● Aim
Each entry below should be reproduced character for character.

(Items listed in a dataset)
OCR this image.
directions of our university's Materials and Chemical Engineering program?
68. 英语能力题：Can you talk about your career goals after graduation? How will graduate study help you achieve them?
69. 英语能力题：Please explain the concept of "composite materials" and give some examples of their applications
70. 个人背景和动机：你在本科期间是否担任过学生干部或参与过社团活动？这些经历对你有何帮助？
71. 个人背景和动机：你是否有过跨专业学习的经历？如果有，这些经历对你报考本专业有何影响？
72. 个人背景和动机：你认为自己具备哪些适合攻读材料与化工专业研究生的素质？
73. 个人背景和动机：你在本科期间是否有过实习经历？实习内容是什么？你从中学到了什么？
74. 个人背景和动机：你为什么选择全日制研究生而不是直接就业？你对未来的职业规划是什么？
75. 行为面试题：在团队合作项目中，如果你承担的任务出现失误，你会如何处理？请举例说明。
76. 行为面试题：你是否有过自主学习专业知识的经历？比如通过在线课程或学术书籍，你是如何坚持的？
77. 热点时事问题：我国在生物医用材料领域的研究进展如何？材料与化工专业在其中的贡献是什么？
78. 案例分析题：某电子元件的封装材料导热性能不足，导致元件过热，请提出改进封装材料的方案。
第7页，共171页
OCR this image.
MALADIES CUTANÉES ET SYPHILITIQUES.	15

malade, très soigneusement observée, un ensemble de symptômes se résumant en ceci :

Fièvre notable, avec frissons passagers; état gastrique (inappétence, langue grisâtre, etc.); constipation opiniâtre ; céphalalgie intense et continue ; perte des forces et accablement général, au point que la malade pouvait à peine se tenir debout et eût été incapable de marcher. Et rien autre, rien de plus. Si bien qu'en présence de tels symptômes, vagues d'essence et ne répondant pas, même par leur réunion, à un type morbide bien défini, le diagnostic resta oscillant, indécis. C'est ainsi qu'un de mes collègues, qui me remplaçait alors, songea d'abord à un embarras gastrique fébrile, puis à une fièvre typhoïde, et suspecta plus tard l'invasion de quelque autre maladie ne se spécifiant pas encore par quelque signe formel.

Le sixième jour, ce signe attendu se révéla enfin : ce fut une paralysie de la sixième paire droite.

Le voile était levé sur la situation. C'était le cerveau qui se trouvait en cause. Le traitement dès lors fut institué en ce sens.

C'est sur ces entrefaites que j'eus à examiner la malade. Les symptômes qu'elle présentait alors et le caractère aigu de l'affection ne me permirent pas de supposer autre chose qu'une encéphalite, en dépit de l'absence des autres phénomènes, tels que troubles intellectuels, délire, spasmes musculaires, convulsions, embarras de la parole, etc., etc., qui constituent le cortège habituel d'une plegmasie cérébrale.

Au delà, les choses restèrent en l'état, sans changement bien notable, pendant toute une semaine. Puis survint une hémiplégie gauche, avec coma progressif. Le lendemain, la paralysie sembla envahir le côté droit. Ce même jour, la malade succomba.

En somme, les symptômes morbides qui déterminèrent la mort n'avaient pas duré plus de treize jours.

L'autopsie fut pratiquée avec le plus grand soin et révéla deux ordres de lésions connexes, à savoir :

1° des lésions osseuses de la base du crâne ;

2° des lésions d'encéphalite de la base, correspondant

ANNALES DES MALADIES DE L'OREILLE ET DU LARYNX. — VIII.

● Task solution
OCR this image.
directions of our university's Materials and Chemical Engineering program?
68. 英语能力题：Can you talk about your career goals after graduation? How will graduate study help you achieve them?
69. 英语能力题：Please explain the concept of "composite materials" and give some examples of their applications
70. 个人背景和动机：你在本科期间是否担任过学生干部或参与过社团活动？这些经历对你有何帮助？
71. 个人背景和动机：你是否有过跨专业学习的经历？如果有，这些经历对你报考本专业有何影响？
72. 个人背景和动机：你认为自己具备哪些适合攻读材料与化工专业研究生的素质？
73. 个人背景和动机：你在本科期间是否有过实习经历？实习内容是什么？你从中学到了什么？
74. 个人背景和动机：你为什么选择全日制研究生而不是直接就业？你对未来的职业规划是什么？
75. 行为面试题：在团队合作项目中，如果你承担的任务出现失误，你会如何处理？请举例说明。
76. 行为面试题：你是否有过自主学习专业知识的经历？比如通过在线课程或学术书籍，你是如何坚持的？
77. 热点时事问题：我国在生物医用材料领域的研究进展如何？材料与化工专业在其中的贡献是什么？
78. 案例分析题：某电子元件的封装材料导热性能不足，导致元件过热，请提出改进封装材料的方案。
第7页，共171页
OCR this image.
MALADIES CUTANÉES ET SYPHILITIQUES.	15

malade, très soigneusement observée, un ensemble de symptômes se résumant en ceci :

Fièvre notable, avec frissons passagers; état gastrique (inappétence, langue grisâtre, etc.); constipation opiniâtre ; céphalalgie intense et continue ; perte des forces et accablement général, au point que la malade pouvait à peine se tenir debout et eût été incapable de marcher. Et rien autre, rien de plus. Si bien qu'en présence de tels symptômes, vagues d'essence et ne répondant pas, même par leur réunion, à un type morbide bien défini, le diagnostic resta oscillant, indécis. C'est ainsi qu'un de mes collègues, qui me remplaçait alors, songea d'abord à un embarras gastrique fébrile, puis à une fièvre typhoïde, et suspecta plus tard l'invasion de quelque autre maladie ne se spécifiant pas encore par quelque signe formel.

Le sixième jour, ce signe attendu se révéla enfin : ce fut une paralysie de la sixième paire droite.

Le voile était levé sur la situation. C'était le cerveau qui se trouvait en cause. Le traitement dès lors fut institué en ce sens.

C'est sur ces entrefaites que j'eus à examiner la malade. Les symptômes qu'elle présentait alors et le caractère aigu de l'affection ne me permirent pas de supposer autre chose qu'une encéphalite, en dépit de l'absence des autres phénomènes, tels que troubles intellectuels, délire, spasmes musculaires, convulsions, embarras de la parole, etc., etc., qui constituent le cortège habituel d'une plegmasie cérébrale.

Au delà, les choses restèrent en l'état, sans changement bien notable, pendant toute une semaine. Puis survint une hémiplégie gauche, avec coma progressif. Le lendemain, la paralysie sembla envahir le côté droit. Ce même jour, la malade succomba.

En somme, les symptômes morbides qui déterminèrent la mort n'avaient pas duré plus de treize jours.

L'autopsie fut pratiquée avec le plus grand soin et révéla deux ordres de lésions connexes, à savoir :

1° des lésions osseuses de la base du crâne ;

2° des lésions d'encéphalite de la base, correspondant

ANNALES DES MALADIES DE L'OREILLE ET DU LARYNX. — VIII.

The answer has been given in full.